PROVIDED TEXT:
※
The use of prescribing information
The recorded information is available for the registered individual at the pharmacy counter, with valid identification, and on the internet, with a secure digital signature. After conditioned consent from the registered individual, the register is accessible online to prescribers and dispensing pharmacists. The registration is mandatory and includes the name and the personal identification number (social security number) of the registered individual along with the day of dispensing, drug name, prescribed amount and dosage. The information is stored in the register for a period of 15 months and thereafter cleared. Use of the medication history in this register is, by a special law, restricted to clinical use and documentation.
Prescribers who used the National Pharmacy Register on a pilot basis were in an evaluation study generally positive, and 69% reported that they could provide their patients a safer care and drug treatment. However, relevant information has to be more readily available on a broad basis in healthcare, functionality being incorporated in different EHRs, with a strong authentication, to protect the personal integrity.
Individuals are increasingly becoming more engaged in their healthcare and are interested in reading their medical records, and also find it valuable to access their medical records via the internet. Individuals are expected to be important users of their own electronic health information. To become better informed about their medications, current and past medication information is one type of information requested by patients.
※
SUPPLIED ENTRIES:
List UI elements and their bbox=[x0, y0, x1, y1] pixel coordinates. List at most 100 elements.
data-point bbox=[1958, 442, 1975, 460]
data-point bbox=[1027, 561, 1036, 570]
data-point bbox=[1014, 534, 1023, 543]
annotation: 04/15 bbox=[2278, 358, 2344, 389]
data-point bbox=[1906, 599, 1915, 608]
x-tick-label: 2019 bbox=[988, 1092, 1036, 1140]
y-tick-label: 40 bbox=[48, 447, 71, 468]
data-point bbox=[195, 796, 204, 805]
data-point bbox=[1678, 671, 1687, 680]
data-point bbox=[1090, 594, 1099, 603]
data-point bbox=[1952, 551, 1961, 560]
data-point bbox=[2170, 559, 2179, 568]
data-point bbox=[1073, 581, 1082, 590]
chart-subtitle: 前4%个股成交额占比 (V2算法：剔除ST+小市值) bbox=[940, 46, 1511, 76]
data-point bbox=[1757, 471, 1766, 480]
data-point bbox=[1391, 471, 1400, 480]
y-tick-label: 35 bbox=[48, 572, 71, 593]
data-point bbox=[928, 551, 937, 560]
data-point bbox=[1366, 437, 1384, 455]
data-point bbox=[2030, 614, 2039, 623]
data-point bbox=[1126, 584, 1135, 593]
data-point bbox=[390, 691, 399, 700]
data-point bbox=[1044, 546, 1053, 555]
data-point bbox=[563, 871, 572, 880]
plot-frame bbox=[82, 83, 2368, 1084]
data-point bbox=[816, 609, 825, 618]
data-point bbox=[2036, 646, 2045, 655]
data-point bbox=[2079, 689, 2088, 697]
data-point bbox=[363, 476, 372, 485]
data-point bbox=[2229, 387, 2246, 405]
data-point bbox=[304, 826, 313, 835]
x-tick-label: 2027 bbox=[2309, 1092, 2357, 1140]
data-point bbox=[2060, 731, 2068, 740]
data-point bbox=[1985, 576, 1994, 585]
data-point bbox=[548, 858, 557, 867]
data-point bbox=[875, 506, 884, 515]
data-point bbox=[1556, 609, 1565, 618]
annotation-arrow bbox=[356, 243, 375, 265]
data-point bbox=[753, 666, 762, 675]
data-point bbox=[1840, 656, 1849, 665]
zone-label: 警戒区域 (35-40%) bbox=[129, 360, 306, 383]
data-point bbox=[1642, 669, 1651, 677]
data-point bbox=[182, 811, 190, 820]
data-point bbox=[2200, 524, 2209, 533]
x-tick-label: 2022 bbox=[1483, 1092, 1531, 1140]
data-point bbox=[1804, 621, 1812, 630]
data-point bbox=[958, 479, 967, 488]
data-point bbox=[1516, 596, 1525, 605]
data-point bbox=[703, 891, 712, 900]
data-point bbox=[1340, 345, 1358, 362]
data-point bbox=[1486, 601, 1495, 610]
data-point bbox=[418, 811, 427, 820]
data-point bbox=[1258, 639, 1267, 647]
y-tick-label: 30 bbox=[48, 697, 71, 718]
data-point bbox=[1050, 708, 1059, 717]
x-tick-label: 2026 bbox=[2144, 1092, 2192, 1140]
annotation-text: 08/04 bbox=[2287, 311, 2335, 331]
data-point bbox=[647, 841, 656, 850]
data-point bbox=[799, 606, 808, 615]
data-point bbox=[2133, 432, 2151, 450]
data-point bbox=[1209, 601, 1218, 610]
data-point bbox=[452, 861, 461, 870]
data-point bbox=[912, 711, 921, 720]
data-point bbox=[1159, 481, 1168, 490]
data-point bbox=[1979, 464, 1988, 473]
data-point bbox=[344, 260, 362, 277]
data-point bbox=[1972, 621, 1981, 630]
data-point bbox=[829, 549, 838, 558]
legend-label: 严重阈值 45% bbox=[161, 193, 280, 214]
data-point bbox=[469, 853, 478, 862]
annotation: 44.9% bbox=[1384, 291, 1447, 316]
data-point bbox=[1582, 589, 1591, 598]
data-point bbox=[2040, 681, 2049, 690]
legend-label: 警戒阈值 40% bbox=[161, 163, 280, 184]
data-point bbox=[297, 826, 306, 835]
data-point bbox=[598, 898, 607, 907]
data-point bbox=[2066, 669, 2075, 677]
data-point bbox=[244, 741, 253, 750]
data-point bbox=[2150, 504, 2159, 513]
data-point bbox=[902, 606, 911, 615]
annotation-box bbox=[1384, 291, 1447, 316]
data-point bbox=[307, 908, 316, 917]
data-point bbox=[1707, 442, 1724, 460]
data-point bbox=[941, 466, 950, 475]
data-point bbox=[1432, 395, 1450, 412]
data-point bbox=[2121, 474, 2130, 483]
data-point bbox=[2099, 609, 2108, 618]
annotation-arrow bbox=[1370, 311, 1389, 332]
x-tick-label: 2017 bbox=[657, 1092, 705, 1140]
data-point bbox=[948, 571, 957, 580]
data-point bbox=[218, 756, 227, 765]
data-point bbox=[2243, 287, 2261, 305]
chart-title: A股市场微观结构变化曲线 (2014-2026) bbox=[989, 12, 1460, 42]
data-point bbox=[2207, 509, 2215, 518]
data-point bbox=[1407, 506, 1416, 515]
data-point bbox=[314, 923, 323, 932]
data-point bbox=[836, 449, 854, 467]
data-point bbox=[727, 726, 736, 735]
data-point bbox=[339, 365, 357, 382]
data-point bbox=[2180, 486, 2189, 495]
※
THE PROBLEM: From the text on the use of prescribing information, write out the passage that opens with the words containing "The use of prescribing" and closes with "use and documentation.".

ANSWER SPACE:
The use of prescribing information
The recorded information is available for the registered individual at the pharmacy counter, with valid identification, and on the internet, with a secure digital signature. After conditioned consent from the registered individual, the register is accessible online to prescribers and dispensing pharmacists. The registration is mandatory and includes the name and the personal identification number (social security number) of the registered individual along with the day of dispensing, drug name, prescribed amount and dosage. The information is stored in the register for a period of 15 months and thereafter cleared. Use of the medication history in this register is, by a special law, restricted to clinical use and documentation.